GIVEN INSTRUCTION
Look for "this" in each line of the entries, and return the matching lines.

STORED RECORDS

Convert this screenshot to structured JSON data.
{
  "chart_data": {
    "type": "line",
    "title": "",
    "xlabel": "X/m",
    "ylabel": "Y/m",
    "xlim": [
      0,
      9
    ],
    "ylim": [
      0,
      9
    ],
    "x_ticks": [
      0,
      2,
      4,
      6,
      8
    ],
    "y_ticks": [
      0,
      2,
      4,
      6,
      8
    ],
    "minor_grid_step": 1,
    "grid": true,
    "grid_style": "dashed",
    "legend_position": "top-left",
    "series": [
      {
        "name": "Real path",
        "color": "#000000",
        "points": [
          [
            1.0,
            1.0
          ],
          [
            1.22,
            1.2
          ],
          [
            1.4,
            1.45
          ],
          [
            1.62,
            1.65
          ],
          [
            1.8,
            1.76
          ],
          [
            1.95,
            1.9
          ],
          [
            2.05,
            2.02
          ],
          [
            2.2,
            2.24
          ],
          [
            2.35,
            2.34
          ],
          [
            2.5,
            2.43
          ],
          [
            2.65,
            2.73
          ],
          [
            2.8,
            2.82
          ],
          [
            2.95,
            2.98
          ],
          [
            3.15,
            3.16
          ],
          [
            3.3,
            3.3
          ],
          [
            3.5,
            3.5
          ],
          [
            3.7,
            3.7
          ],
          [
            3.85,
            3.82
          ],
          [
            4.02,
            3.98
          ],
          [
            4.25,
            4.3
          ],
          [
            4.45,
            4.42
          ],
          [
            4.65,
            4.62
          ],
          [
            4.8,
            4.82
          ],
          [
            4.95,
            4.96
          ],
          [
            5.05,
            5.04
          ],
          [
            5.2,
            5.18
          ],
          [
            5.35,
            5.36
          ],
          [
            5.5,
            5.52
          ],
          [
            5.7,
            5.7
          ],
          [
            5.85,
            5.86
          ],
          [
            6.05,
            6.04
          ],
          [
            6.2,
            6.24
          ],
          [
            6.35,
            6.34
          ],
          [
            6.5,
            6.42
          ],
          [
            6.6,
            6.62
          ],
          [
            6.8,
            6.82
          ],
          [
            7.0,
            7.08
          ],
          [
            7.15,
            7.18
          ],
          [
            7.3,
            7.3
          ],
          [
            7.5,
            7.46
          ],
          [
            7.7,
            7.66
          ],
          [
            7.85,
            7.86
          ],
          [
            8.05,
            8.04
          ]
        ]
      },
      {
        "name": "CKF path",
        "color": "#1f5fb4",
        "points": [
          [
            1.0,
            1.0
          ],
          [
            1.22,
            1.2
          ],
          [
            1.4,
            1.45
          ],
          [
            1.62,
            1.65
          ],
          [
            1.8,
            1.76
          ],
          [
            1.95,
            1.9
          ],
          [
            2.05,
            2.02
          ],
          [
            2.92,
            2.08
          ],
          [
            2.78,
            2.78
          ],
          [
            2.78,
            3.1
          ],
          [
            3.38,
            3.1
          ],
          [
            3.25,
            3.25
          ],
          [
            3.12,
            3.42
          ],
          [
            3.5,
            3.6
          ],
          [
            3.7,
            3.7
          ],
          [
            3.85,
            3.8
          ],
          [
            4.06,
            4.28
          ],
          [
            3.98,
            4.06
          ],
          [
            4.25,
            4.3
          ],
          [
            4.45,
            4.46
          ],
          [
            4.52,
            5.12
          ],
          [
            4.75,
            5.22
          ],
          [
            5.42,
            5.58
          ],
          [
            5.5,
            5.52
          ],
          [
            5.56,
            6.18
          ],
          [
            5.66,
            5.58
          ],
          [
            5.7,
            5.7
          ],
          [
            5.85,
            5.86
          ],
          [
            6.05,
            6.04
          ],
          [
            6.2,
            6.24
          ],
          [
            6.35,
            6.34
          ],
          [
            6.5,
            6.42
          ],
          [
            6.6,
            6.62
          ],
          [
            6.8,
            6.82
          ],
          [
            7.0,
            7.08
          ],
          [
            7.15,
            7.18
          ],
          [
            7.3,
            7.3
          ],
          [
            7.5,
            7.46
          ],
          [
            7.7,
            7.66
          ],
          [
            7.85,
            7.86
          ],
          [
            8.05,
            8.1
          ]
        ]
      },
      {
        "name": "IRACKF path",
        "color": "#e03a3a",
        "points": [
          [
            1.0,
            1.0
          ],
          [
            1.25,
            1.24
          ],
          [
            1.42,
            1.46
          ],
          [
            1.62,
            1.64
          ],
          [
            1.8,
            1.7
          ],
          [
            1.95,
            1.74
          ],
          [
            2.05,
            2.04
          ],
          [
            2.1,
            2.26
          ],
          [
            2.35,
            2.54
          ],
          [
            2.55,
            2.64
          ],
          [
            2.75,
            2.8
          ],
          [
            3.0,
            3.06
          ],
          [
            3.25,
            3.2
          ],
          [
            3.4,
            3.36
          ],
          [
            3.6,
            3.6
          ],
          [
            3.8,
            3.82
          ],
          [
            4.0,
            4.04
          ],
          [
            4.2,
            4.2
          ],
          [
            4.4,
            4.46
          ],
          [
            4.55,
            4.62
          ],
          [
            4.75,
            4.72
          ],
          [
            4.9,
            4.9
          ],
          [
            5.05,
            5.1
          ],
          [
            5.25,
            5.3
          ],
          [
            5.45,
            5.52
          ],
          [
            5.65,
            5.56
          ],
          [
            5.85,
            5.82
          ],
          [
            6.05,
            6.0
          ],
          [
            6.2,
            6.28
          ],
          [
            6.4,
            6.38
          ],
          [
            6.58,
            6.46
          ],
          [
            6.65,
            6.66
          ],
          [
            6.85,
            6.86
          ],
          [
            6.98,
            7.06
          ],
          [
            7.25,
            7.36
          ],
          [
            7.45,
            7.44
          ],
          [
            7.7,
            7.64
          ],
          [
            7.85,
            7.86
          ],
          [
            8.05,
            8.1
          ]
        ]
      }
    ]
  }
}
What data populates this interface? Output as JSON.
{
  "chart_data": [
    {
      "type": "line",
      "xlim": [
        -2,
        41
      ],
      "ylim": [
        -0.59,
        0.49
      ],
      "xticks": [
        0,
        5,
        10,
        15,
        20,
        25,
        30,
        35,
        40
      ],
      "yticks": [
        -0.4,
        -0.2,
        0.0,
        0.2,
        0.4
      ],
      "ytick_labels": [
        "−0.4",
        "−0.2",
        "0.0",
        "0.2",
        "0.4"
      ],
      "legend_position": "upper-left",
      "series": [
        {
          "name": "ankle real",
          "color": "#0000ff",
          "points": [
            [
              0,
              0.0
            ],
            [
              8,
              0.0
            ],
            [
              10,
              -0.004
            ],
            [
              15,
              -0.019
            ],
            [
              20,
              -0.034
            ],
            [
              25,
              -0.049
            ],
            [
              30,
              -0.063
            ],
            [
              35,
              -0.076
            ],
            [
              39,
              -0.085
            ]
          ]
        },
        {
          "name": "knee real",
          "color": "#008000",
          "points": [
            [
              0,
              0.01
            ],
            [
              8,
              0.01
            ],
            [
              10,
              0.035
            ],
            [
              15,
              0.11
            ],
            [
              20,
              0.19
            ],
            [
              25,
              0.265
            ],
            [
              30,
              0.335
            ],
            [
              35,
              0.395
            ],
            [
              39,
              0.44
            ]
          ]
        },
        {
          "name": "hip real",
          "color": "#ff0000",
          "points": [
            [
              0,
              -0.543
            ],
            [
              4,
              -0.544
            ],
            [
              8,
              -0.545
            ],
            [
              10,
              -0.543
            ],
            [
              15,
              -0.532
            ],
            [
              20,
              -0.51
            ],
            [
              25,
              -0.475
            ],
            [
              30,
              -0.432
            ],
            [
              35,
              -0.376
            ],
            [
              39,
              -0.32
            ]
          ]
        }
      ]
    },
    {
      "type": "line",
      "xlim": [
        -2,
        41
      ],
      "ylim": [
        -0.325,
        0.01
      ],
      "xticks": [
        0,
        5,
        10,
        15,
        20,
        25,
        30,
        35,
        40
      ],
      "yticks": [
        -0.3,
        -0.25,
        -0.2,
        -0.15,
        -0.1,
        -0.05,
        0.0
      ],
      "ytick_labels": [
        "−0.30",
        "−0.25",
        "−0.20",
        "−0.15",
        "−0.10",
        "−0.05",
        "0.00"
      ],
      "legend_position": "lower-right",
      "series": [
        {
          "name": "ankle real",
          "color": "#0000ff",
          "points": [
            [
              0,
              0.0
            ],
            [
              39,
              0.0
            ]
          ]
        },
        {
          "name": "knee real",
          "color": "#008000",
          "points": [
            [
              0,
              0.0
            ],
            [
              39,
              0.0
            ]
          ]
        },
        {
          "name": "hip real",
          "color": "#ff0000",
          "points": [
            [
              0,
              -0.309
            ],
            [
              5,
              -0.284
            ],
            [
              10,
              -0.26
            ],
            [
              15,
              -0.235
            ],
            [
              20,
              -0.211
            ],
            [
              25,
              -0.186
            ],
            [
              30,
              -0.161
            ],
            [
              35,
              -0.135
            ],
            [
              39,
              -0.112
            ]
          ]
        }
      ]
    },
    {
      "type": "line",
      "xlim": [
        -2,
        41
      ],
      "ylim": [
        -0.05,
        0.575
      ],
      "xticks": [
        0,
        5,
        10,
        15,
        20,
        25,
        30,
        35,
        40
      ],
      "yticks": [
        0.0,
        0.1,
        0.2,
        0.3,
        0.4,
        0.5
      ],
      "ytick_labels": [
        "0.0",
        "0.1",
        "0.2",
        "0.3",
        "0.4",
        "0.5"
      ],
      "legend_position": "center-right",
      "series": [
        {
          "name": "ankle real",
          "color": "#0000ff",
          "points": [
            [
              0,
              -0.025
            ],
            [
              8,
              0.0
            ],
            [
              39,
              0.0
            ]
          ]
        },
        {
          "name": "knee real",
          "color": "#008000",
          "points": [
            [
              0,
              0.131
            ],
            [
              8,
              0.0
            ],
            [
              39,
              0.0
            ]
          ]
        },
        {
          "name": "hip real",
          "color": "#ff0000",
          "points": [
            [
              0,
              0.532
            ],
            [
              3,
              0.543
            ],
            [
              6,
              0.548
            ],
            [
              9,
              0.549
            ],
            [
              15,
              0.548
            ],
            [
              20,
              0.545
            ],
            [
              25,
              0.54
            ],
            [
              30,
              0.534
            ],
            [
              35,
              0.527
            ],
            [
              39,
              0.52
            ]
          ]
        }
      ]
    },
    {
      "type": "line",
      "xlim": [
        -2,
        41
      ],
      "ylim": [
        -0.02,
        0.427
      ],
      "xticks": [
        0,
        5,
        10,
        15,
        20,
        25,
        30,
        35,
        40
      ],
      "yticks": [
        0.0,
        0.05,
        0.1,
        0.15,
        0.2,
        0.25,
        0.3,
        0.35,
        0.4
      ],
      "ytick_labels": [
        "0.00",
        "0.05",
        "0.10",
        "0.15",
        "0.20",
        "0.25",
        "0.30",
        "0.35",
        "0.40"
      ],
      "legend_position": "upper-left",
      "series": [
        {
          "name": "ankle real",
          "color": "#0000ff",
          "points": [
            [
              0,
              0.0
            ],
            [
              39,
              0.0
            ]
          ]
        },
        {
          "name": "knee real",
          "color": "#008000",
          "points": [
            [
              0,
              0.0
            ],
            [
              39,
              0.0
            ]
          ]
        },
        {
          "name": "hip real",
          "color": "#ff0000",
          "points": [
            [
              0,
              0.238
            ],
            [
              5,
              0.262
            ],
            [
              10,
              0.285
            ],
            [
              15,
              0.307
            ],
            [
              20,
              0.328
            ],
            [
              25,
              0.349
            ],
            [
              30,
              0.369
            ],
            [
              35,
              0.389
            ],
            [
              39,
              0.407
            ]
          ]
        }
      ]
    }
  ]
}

RESPONSE
Convert this screenshot to structured JSON data.
What data populates this interface? Output as JSON.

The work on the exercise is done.